*THE REQUEST*
Every line of the listing must be reproduced as it stands. Leave the images behind.
-*-
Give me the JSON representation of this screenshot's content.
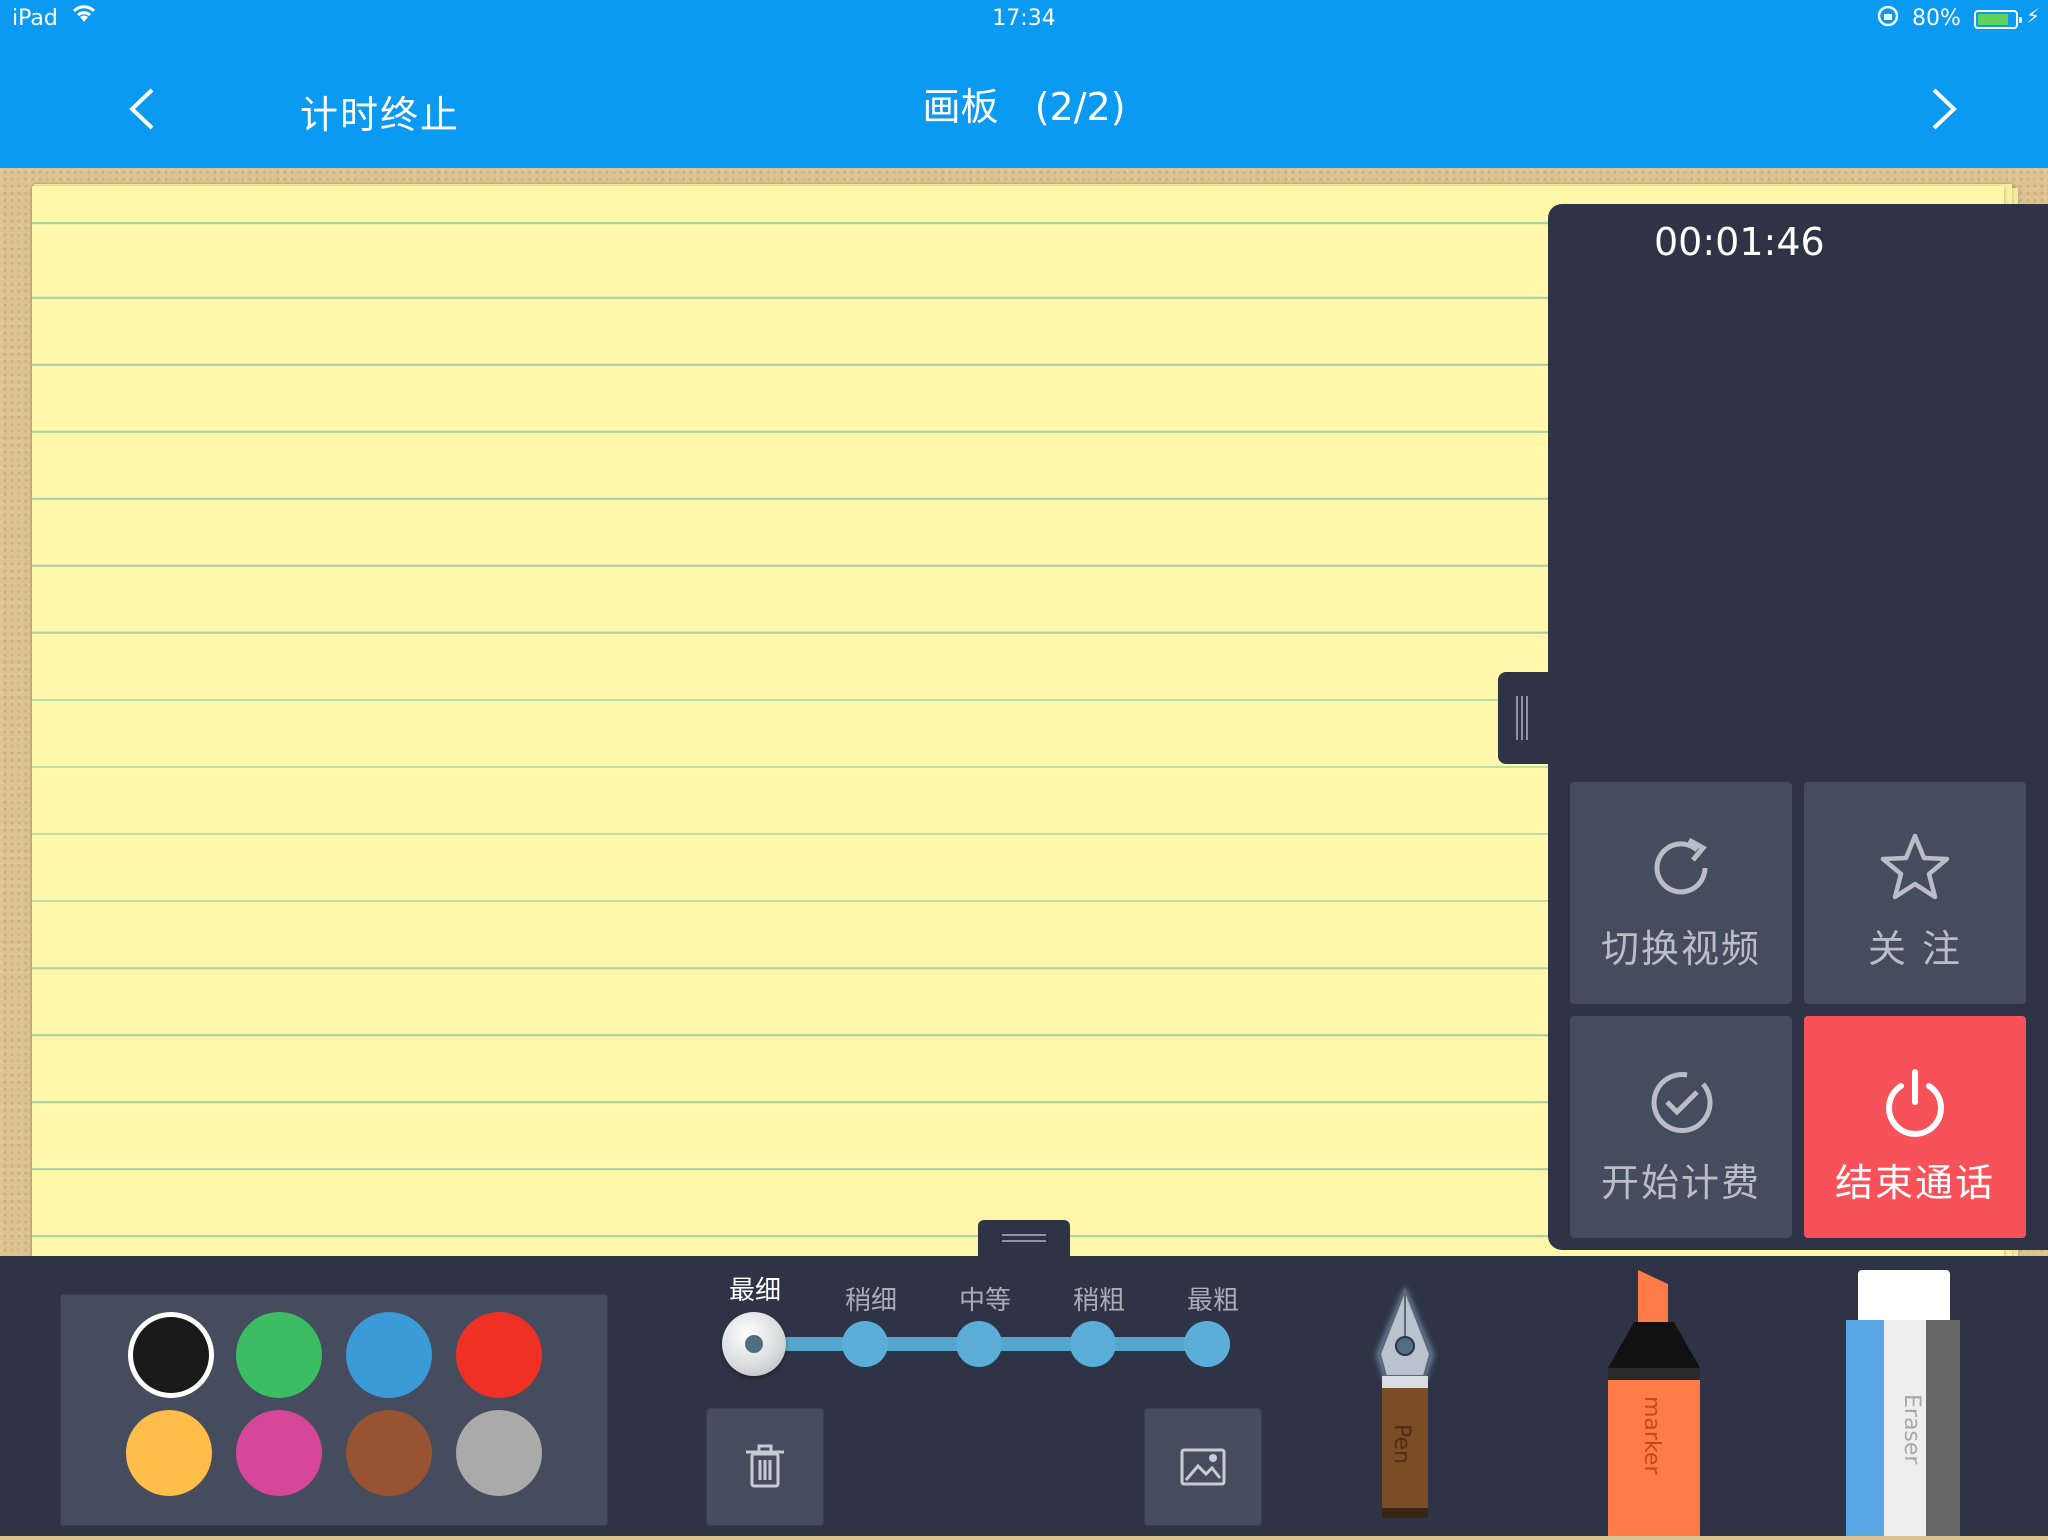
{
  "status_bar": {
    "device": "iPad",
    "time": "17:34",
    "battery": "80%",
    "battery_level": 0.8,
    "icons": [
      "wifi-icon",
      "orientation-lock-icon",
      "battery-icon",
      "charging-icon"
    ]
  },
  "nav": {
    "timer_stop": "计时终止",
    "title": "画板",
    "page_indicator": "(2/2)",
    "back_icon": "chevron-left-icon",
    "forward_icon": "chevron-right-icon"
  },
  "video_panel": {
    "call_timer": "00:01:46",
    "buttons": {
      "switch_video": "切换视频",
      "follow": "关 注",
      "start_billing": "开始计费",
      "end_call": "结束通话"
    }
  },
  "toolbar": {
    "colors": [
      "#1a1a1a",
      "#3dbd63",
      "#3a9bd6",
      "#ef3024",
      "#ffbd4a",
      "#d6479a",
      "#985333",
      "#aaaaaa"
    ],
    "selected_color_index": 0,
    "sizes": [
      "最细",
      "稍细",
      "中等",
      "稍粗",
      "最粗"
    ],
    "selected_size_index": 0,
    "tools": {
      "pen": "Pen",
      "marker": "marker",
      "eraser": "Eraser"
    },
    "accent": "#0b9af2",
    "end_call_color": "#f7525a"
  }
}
-*-
*WRITTEN RESPONSE*
Give me the JSON representation of this screenshot's content.
{
  "status_bar": {
    "device": "iPad",
    "time": "17:34",
    "battery": "80%",
    "battery_level": 0.8,
    "icons": [
      "wifi-icon",
      "orientation-lock-icon",
      "battery-icon",
      "charging-icon"
    ]
  },
  "nav": {
    "timer_stop": "计时终止",
    "title": "画板",
    "page_indicator": "(2/2)",
    "back_icon": "chevron-left-icon",
    "forward_icon": "chevron-right-icon"
  },
  "video_panel": {
    "call_timer": "00:01:46",
    "buttons": {
      "switch_video": "切换视频",
      "follow": "关 注",
      "start_billing": "开始计费",
      "end_call": "结束通话"
    }
  },
  "toolbar": {
    "colors": [
      "#1a1a1a",
      "#3dbd63",
      "#3a9bd6",
      "#ef3024",
      "#ffbd4a",
      "#d6479a",
      "#985333",
      "#aaaaaa"
    ],
    "selected_color_index": 0,
    "sizes": [
      "最细",
      "稍细",
      "中等",
      "稍粗",
      "最粗"
    ],
    "selected_size_index": 0,
    "tools": {
      "pen": "Pen",
      "marker": "marker",
      "eraser": "Eraser"
    },
    "accent": "#0b9af2",
    "end_call_color": "#f7525a"
  }
}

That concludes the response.